Repeat each line of the material below exactly as it appears, minus any pictures.

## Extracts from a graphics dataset
** START **

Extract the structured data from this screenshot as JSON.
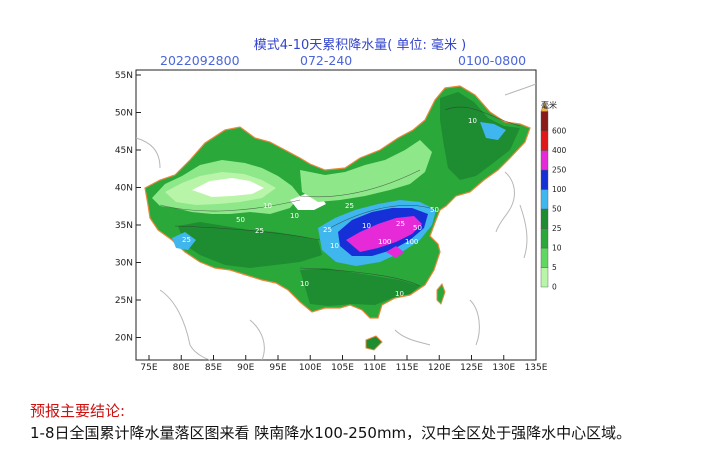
{
  "header": {
    "title": "模式4-10天累积降水量( 单位: 毫米 )",
    "init_time": "2022092800",
    "forecast_range": "072-240",
    "valid_time": "0100-0800"
  },
  "map": {
    "lat_labels": [
      "55N",
      "50N",
      "45N",
      "40N",
      "35N",
      "30N",
      "25N",
      "20N"
    ],
    "lon_labels": [
      "75E",
      "80E",
      "85E",
      "90E",
      "95E",
      "100E",
      "105E",
      "110E",
      "115E",
      "120E",
      "125E",
      "130E",
      "135E"
    ],
    "contour_labels": [
      "10",
      "25",
      "50",
      "100",
      "10",
      "25",
      "10",
      "50",
      "100",
      "25",
      "10",
      "10",
      "25",
      "50",
      "10",
      "25",
      "10",
      "10"
    ]
  },
  "legend": {
    "unit": "毫米",
    "levels": [
      "0",
      "5",
      "10",
      "25",
      "50",
      "100",
      "250",
      "400",
      "600"
    ],
    "colors": [
      "#b8f5a8",
      "#5fd860",
      "#2aa93a",
      "#1e8c30",
      "#3fb6ee",
      "#1630d8",
      "#e62ad8",
      "#e01818",
      "#8b1a1a"
    ],
    "colors_note_top": "#f2b24a"
  },
  "conclusion": {
    "heading": "预报主要结论:",
    "text": "1-8日全国累计降水量落区图来看 陕南降水100-250mm，汉中全区处于强降水中心区域。"
  }
}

** END **

## RESPONSE
Extract the structured data from this screenshot as JSON.
{
  "header": {
    "title": "模式4-10天累积降水量( 单位: 毫米 )",
    "init_time": "2022092800",
    "forecast_range": "072-240",
    "valid_time": "0100-0800"
  },
  "map": {
    "lat_labels": [
      "55N",
      "50N",
      "45N",
      "40N",
      "35N",
      "30N",
      "25N",
      "20N"
    ],
    "lon_labels": [
      "75E",
      "80E",
      "85E",
      "90E",
      "95E",
      "100E",
      "105E",
      "110E",
      "115E",
      "120E",
      "125E",
      "130E",
      "135E"
    ],
    "contour_labels": [
      "10",
      "25",
      "50",
      "100",
      "10",
      "25",
      "10",
      "50",
      "100",
      "25",
      "10",
      "10",
      "25",
      "50",
      "10",
      "25",
      "10",
      "10"
    ]
  },
  "legend": {
    "unit": "毫米",
    "levels": [
      "0",
      "5",
      "10",
      "25",
      "50",
      "100",
      "250",
      "400",
      "600"
    ],
    "colors": [
      "#b8f5a8",
      "#5fd860",
      "#2aa93a",
      "#1e8c30",
      "#3fb6ee",
      "#1630d8",
      "#e62ad8",
      "#e01818",
      "#8b1a1a"
    ],
    "colors_note_top": "#f2b24a"
  },
  "conclusion": {
    "heading": "预报主要结论:",
    "text": "1-8日全国累计降水量落区图来看 陕南降水100-250mm，汉中全区处于强降水中心区域。"
  }
}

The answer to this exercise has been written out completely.